§ **Exercise requirements**: Exactly the lines from the one containing "Convert this chart to structured JSON data." through the final line of the listing are to be retyped, and nothing more.

Records from a collection of figures:
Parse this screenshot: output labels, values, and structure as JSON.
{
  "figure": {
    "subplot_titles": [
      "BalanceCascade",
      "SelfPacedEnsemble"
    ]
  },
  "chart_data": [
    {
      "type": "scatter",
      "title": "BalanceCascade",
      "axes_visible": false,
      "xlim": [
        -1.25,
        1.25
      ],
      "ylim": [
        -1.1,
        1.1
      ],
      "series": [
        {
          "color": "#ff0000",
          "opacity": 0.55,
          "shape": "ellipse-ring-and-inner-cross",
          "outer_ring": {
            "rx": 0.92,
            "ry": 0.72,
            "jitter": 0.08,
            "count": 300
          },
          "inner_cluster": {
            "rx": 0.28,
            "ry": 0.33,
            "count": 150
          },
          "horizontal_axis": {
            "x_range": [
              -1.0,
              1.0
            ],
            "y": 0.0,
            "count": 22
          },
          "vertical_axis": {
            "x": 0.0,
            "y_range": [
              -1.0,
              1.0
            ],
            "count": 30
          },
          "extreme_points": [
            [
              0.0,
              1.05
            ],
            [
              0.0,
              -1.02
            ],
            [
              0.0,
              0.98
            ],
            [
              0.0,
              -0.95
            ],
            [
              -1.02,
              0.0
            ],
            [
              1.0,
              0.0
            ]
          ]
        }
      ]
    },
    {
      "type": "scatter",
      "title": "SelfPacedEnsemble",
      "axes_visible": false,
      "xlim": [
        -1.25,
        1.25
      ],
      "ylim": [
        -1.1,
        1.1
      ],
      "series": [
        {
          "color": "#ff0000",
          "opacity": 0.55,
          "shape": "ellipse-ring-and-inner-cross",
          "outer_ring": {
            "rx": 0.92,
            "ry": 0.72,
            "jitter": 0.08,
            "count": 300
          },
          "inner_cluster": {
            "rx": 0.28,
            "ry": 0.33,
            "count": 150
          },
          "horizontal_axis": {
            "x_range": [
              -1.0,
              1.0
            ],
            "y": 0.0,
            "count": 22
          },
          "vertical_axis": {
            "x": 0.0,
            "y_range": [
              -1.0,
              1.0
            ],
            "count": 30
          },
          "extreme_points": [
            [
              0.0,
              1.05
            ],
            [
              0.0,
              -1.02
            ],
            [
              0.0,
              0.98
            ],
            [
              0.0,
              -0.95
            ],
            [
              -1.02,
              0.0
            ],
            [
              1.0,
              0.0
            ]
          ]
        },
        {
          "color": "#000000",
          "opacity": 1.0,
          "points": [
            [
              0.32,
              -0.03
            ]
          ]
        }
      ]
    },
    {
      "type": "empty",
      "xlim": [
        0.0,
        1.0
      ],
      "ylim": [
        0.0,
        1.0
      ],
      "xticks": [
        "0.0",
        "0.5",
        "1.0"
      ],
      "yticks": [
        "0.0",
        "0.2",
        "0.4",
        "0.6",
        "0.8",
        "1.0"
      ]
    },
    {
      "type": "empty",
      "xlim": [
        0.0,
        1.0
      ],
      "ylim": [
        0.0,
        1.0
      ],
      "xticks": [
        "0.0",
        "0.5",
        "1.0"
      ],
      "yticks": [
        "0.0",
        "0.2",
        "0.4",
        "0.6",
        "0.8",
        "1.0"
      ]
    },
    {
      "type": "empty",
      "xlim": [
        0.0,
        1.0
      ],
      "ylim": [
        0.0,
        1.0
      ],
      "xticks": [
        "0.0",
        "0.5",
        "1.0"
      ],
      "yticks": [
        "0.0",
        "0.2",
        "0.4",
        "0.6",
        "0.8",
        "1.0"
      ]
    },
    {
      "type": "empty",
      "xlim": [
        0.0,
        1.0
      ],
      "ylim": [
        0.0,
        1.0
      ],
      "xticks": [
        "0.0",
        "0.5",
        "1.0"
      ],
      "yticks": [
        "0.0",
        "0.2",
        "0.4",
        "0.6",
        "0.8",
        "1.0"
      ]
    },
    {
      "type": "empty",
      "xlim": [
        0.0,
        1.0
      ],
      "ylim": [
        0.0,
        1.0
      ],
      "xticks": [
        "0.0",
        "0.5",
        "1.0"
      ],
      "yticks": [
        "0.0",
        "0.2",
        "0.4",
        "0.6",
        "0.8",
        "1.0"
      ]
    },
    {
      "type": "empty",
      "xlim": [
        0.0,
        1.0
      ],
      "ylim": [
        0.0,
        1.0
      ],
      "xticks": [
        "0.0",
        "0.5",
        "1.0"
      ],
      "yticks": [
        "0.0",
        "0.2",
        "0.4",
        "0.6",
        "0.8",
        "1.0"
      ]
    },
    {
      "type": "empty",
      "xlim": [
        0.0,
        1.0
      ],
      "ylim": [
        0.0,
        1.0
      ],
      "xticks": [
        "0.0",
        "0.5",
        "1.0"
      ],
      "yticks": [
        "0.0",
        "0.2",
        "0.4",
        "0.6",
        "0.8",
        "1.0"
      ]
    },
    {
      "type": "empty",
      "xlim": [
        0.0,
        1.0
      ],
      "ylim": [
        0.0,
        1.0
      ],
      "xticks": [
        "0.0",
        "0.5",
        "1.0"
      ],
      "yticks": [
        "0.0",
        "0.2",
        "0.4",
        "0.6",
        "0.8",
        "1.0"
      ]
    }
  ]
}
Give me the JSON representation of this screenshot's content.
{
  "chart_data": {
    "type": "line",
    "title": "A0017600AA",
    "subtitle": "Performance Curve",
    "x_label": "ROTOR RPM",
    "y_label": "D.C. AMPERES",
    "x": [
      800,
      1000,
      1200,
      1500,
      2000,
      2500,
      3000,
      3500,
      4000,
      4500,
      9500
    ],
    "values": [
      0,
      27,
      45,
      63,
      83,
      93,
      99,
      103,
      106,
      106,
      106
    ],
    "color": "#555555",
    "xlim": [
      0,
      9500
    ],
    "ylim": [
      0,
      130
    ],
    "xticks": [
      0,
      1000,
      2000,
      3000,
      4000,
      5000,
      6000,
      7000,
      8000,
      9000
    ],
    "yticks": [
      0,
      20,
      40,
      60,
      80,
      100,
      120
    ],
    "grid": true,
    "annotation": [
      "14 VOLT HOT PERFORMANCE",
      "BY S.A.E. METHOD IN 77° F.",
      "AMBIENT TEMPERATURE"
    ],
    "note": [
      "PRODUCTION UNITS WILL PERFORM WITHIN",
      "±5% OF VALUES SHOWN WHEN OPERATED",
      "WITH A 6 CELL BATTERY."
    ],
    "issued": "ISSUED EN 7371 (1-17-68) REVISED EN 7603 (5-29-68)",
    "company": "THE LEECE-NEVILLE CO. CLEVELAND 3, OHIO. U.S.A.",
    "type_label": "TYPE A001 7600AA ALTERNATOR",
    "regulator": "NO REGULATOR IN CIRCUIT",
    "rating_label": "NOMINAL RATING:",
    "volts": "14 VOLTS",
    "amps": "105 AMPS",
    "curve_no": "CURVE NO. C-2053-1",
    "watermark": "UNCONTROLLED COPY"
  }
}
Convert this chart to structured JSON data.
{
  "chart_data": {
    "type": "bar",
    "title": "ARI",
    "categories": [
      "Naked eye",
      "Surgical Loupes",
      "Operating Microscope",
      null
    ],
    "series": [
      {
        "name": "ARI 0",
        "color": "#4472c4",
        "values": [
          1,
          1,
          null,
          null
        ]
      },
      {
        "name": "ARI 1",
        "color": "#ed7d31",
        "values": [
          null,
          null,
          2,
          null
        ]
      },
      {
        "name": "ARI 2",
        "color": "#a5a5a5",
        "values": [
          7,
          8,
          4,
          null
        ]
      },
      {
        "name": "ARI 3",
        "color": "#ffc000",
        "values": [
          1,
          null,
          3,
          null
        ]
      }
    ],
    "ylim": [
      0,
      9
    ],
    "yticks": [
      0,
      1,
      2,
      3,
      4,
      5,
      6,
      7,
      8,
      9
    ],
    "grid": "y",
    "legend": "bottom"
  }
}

§ **Correct answer**:
Convert this chart to structured JSON data.
{
  "chart_data": {
    "type": "bar",
    "title": "ARI",
    "categories": [
      "Naked eye",
      "Surgical Loupes",
      "Operating Microscope",
      null
    ],
    "series": [
      {
        "name": "ARI 0",
        "color": "#4472c4",
        "values": [
          1,
          1,
          null,
          null
        ]
      },
      {
        "name": "ARI 1",
        "color": "#ed7d31",
        "values": [
          null,
          null,
          2,
          null
        ]
      },
      {
        "name": "ARI 2",
        "color": "#a5a5a5",
        "values": [
          7,
          8,
          4,
          null
        ]
      },
      {
        "name": "ARI 3",
        "color": "#ffc000",
        "values": [
          1,
          null,
          3,
          null
        ]
      }
    ],
    "ylim": [
      0,
      9
    ],
    "yticks": [
      0,
      1,
      2,
      3,
      4,
      5,
      6,
      7,
      8,
      9
    ],
    "grid": "y",
    "legend": "bottom"
  }
}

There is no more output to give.